## AIM
From the listing below, tally the lines that include "label". Return only the total.

## EXCERPTED DATA

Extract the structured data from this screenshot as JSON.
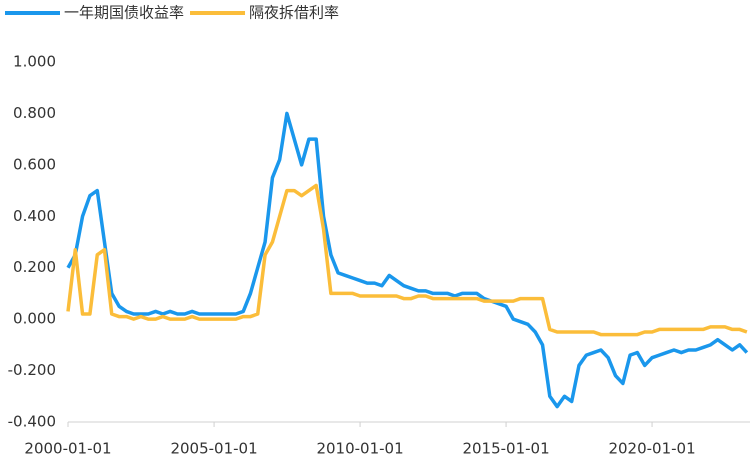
{
  "chart_data": {
    "type": "line",
    "x": [
      "2000-01-01",
      "2000-04-01",
      "2000-07-01",
      "2000-10-01",
      "2001-01-01",
      "2001-04-01",
      "2001-07-01",
      "2001-10-01",
      "2002-01-01",
      "2002-04-01",
      "2002-07-01",
      "2002-10-01",
      "2003-01-01",
      "2003-04-01",
      "2003-07-01",
      "2003-10-01",
      "2004-01-01",
      "2004-04-01",
      "2004-07-01",
      "2004-10-01",
      "2005-01-01",
      "2005-04-01",
      "2005-07-01",
      "2005-10-01",
      "2006-01-01",
      "2006-04-01",
      "2006-07-01",
      "2006-10-01",
      "2007-01-01",
      "2007-04-01",
      "2007-07-01",
      "2007-10-01",
      "2008-01-01",
      "2008-04-01",
      "2008-07-01",
      "2008-10-01",
      "2009-01-01",
      "2009-04-01",
      "2009-07-01",
      "2009-10-01",
      "2010-01-01",
      "2010-04-01",
      "2010-07-01",
      "2010-10-01",
      "2011-01-01",
      "2011-04-01",
      "2011-07-01",
      "2011-10-01",
      "2012-01-01",
      "2012-04-01",
      "2012-07-01",
      "2012-10-01",
      "2013-01-01",
      "2013-04-01",
      "2013-07-01",
      "2013-10-01",
      "2014-01-01",
      "2014-04-01",
      "2014-07-01",
      "2014-10-01",
      "2015-01-01",
      "2015-04-01",
      "2015-07-01",
      "2015-10-01",
      "2016-01-01",
      "2016-04-01",
      "2016-07-01",
      "2016-10-01",
      "2017-01-01",
      "2017-04-01",
      "2017-07-01",
      "2017-10-01",
      "2018-01-01",
      "2018-04-01",
      "2018-07-01",
      "2018-10-01",
      "2019-01-01",
      "2019-04-01",
      "2019-07-01",
      "2019-10-01",
      "2020-01-01",
      "2020-04-01",
      "2020-07-01",
      "2020-10-01",
      "2021-01-01",
      "2021-04-01",
      "2021-07-01",
      "2021-10-01",
      "2022-01-01",
      "2022-04-01",
      "2022-07-01",
      "2022-10-01",
      "2023-01-01",
      "2023-04-01"
    ],
    "series": [
      {
        "name": "一年期国债收益率",
        "color": "#1a97ec",
        "values": [
          0.2,
          0.25,
          0.4,
          0.48,
          0.5,
          0.3,
          0.1,
          0.05,
          0.03,
          0.02,
          0.02,
          0.02,
          0.03,
          0.02,
          0.03,
          0.02,
          0.02,
          0.03,
          0.02,
          0.02,
          0.02,
          0.02,
          0.02,
          0.02,
          0.03,
          0.1,
          0.2,
          0.3,
          0.55,
          0.62,
          0.8,
          0.7,
          0.6,
          0.7,
          0.7,
          0.4,
          0.25,
          0.18,
          0.17,
          0.16,
          0.15,
          0.14,
          0.14,
          0.13,
          0.17,
          0.15,
          0.13,
          0.12,
          0.11,
          0.11,
          0.1,
          0.1,
          0.1,
          0.09,
          0.1,
          0.1,
          0.1,
          0.08,
          0.07,
          0.06,
          0.05,
          0.0,
          -0.01,
          -0.02,
          -0.05,
          -0.1,
          -0.3,
          -0.34,
          -0.3,
          -0.32,
          -0.18,
          -0.14,
          -0.13,
          -0.12,
          -0.15,
          -0.22,
          -0.25,
          -0.14,
          -0.13,
          -0.18,
          -0.15,
          -0.14,
          -0.13,
          -0.12,
          -0.13,
          -0.12,
          -0.12,
          -0.11,
          -0.1,
          -0.08,
          -0.1,
          -0.12,
          -0.1,
          -0.13
        ]
      },
      {
        "name": "隔夜拆借利率",
        "color": "#fbbd3a",
        "values": [
          0.03,
          0.27,
          0.02,
          0.02,
          0.25,
          0.27,
          0.02,
          0.01,
          0.01,
          0.0,
          0.01,
          0.0,
          0.0,
          0.01,
          0.0,
          0.0,
          0.0,
          0.01,
          0.0,
          0.0,
          0.0,
          0.0,
          0.0,
          0.0,
          0.01,
          0.01,
          0.02,
          0.25,
          0.3,
          0.4,
          0.5,
          0.5,
          0.48,
          0.5,
          0.52,
          0.35,
          0.1,
          0.1,
          0.1,
          0.1,
          0.09,
          0.09,
          0.09,
          0.09,
          0.09,
          0.09,
          0.08,
          0.08,
          0.09,
          0.09,
          0.08,
          0.08,
          0.08,
          0.08,
          0.08,
          0.08,
          0.08,
          0.07,
          0.07,
          0.07,
          0.07,
          0.07,
          0.08,
          0.08,
          0.08,
          0.08,
          -0.04,
          -0.05,
          -0.05,
          -0.05,
          -0.05,
          -0.05,
          -0.05,
          -0.06,
          -0.06,
          -0.06,
          -0.06,
          -0.06,
          -0.06,
          -0.05,
          -0.05,
          -0.04,
          -0.04,
          -0.04,
          -0.04,
          -0.04,
          -0.04,
          -0.04,
          -0.03,
          -0.03,
          -0.03,
          -0.04,
          -0.04,
          -0.05
        ]
      }
    ],
    "xlim": [
      "2000-01-01",
      "2023-05-10"
    ],
    "xticks": [
      "2000-01-01",
      "2005-01-01",
      "2010-01-01",
      "2015-01-01",
      "2020-01-01"
    ],
    "ylim": [
      -0.4,
      1.0
    ],
    "yticks": [
      {
        "value": -0.4,
        "label": "-0.400"
      },
      {
        "value": -0.2,
        "label": "-0.200"
      },
      {
        "value": 0,
        "label": "0.000"
      },
      {
        "value": 0.2,
        "label": "0.200"
      },
      {
        "value": 0.4,
        "label": "0.400"
      },
      {
        "value": 0.6,
        "label": "0.600"
      },
      {
        "value": 0.8,
        "label": "0.800"
      },
      {
        "value": 1.0,
        "label": "1.000"
      }
    ],
    "legend": "top-left"
  }
}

## TASK RESPONSE
8